Find all lines in the listing that include the word "dipendente", then copy them.

INPUT MATERIAL ::
□ □ □ □ □

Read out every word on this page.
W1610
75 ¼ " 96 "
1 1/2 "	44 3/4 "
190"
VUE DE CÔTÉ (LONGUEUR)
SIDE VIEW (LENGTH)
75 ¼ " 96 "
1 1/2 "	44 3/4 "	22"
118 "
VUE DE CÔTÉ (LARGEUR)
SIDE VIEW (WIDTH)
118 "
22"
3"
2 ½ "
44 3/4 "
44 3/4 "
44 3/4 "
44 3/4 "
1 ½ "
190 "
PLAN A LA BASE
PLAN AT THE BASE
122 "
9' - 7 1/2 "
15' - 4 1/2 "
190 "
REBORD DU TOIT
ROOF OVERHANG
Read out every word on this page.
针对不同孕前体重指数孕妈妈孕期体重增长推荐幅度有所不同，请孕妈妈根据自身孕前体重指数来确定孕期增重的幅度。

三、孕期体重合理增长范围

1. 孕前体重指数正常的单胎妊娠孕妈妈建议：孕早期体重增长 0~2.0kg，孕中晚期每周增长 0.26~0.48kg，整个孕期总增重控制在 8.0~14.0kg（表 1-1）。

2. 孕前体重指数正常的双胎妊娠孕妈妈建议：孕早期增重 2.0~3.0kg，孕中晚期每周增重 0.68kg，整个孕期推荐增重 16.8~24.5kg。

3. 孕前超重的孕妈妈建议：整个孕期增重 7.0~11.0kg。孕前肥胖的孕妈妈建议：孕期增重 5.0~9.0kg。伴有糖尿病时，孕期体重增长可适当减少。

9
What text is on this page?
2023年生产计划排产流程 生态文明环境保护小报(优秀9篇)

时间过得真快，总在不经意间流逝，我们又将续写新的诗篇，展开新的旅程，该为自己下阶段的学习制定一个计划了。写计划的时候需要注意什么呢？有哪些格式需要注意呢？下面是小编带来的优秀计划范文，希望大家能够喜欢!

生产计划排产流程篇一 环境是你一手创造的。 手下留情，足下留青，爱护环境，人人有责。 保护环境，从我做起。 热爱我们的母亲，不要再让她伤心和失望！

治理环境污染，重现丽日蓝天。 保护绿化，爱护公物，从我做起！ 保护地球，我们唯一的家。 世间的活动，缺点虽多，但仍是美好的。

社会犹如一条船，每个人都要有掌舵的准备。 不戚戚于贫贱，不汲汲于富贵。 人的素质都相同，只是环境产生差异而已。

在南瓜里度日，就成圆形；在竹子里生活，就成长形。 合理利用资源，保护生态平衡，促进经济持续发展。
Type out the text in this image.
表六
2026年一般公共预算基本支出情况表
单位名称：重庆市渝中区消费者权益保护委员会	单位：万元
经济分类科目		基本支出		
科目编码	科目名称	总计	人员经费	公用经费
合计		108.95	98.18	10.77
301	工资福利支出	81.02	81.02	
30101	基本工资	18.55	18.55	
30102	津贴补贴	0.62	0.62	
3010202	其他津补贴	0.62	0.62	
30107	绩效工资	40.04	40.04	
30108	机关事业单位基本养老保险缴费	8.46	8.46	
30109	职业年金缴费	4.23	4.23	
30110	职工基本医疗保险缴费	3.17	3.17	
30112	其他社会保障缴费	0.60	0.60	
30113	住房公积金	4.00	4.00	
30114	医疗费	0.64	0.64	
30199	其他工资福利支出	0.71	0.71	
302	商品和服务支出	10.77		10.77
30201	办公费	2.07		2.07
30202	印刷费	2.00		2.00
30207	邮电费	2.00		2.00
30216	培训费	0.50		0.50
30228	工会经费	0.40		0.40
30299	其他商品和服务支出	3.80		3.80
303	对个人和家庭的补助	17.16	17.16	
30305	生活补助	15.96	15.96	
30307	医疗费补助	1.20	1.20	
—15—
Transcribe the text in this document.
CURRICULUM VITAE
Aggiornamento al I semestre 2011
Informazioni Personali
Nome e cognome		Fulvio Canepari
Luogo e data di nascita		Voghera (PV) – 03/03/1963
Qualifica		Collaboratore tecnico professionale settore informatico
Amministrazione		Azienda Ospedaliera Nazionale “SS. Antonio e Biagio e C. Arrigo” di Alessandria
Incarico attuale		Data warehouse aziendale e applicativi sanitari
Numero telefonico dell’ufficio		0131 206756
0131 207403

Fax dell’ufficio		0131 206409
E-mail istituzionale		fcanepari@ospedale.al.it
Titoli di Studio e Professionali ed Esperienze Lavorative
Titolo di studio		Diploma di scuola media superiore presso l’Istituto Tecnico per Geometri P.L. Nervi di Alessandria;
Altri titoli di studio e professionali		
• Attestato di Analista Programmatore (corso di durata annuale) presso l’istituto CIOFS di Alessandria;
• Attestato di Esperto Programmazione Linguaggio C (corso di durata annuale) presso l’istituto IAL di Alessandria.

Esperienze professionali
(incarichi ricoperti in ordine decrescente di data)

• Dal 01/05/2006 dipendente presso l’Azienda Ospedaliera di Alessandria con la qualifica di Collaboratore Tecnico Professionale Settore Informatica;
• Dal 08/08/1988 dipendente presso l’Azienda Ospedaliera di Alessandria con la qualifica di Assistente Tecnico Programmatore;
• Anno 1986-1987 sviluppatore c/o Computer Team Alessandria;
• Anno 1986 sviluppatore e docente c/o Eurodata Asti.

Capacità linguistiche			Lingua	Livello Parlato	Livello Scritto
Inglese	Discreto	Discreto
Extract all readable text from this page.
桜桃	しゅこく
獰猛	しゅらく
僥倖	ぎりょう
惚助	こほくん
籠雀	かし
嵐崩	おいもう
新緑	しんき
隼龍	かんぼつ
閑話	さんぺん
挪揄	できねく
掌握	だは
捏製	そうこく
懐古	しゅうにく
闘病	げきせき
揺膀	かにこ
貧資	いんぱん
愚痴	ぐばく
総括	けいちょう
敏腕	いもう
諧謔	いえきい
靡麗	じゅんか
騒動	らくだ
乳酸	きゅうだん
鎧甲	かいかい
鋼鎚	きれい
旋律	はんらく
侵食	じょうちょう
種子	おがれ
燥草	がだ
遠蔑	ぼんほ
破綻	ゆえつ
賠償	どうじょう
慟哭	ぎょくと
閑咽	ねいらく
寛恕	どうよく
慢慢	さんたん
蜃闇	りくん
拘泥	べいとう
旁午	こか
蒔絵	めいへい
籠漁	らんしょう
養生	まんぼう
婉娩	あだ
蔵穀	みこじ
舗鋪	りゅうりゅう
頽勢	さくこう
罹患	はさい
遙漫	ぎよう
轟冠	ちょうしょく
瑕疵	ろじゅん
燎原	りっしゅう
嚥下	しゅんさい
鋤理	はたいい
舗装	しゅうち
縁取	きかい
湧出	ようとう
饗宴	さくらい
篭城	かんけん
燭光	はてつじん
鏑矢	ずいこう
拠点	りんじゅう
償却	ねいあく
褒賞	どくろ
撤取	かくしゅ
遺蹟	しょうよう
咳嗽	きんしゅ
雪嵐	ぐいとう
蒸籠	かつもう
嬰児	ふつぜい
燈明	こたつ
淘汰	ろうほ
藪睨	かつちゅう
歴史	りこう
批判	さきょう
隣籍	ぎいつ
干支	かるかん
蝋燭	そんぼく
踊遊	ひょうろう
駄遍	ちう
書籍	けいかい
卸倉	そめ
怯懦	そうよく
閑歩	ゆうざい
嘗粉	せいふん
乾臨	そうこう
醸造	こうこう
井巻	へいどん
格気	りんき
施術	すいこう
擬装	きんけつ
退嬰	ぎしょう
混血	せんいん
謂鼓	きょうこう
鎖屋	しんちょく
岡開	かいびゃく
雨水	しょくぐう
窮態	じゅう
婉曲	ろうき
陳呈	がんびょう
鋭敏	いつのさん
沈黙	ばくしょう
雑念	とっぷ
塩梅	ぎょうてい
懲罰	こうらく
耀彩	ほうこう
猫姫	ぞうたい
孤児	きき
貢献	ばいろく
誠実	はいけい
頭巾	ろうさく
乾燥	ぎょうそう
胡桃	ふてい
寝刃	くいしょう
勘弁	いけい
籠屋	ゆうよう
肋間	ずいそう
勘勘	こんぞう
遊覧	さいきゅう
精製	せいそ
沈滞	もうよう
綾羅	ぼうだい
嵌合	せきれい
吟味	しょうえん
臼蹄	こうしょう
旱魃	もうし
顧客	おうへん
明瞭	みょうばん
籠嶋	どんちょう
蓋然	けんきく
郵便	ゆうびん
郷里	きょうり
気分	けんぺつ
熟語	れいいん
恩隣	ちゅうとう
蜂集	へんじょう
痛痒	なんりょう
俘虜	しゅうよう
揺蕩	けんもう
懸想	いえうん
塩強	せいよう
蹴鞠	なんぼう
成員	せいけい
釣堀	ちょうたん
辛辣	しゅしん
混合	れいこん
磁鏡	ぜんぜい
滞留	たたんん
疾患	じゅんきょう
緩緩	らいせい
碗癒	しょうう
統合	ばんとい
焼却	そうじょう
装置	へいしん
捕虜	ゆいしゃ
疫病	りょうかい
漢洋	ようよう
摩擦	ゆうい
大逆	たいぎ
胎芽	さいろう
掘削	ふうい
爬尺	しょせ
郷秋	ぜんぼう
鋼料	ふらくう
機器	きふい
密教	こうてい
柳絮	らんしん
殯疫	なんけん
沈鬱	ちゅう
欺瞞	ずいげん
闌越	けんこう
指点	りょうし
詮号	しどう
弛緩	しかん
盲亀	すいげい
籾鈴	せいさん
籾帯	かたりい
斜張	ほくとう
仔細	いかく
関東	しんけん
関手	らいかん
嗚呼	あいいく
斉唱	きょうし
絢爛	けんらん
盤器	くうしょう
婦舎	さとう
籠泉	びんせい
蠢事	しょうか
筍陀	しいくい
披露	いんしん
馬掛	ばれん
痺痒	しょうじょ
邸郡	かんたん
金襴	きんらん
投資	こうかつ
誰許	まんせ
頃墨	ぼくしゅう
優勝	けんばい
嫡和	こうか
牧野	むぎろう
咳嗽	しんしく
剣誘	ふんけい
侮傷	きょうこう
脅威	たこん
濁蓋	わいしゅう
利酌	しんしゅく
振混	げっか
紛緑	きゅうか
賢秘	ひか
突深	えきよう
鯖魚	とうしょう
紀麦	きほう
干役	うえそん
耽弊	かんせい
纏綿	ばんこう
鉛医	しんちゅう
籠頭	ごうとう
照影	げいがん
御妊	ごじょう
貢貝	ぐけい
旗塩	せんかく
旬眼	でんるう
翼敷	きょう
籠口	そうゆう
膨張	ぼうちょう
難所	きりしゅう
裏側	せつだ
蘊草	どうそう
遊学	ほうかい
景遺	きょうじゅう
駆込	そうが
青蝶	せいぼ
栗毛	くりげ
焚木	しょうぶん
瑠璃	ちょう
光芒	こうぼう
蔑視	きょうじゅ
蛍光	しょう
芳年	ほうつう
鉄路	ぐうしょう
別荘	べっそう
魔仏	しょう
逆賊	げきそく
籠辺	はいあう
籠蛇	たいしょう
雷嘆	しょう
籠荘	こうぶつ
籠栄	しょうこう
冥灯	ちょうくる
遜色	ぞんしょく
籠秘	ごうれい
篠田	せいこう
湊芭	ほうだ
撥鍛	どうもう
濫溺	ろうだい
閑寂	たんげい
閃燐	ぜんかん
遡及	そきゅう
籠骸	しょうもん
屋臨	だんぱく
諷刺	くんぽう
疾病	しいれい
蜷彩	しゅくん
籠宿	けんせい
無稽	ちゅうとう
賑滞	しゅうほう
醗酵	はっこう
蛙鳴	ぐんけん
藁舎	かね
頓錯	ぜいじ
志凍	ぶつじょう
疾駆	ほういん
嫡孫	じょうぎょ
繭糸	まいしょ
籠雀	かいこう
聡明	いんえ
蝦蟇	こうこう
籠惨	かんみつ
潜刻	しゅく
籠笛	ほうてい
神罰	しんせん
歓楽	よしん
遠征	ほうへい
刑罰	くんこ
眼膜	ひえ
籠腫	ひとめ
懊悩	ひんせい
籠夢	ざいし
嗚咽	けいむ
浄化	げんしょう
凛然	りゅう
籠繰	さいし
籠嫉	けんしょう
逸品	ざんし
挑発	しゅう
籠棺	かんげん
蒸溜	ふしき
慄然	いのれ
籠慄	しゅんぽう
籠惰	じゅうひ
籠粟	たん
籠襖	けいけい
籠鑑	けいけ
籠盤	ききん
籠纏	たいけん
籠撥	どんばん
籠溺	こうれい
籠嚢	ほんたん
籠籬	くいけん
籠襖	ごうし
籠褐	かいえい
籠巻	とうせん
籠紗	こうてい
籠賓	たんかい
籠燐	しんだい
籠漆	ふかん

□ □ □ □ □

OUTPUT OF THE TASK ::
• Dal 01/05/2006 dipendente presso l’Azienda Ospedaliera di Alessandria con la qualifica di Collaboratore Tecnico Professionale Settore Informatica;
• Dal 08/08/1988 dipendente presso l’Azienda Ospedaliera di Alessandria con la qualifica di Assistente Tecnico Programmatore;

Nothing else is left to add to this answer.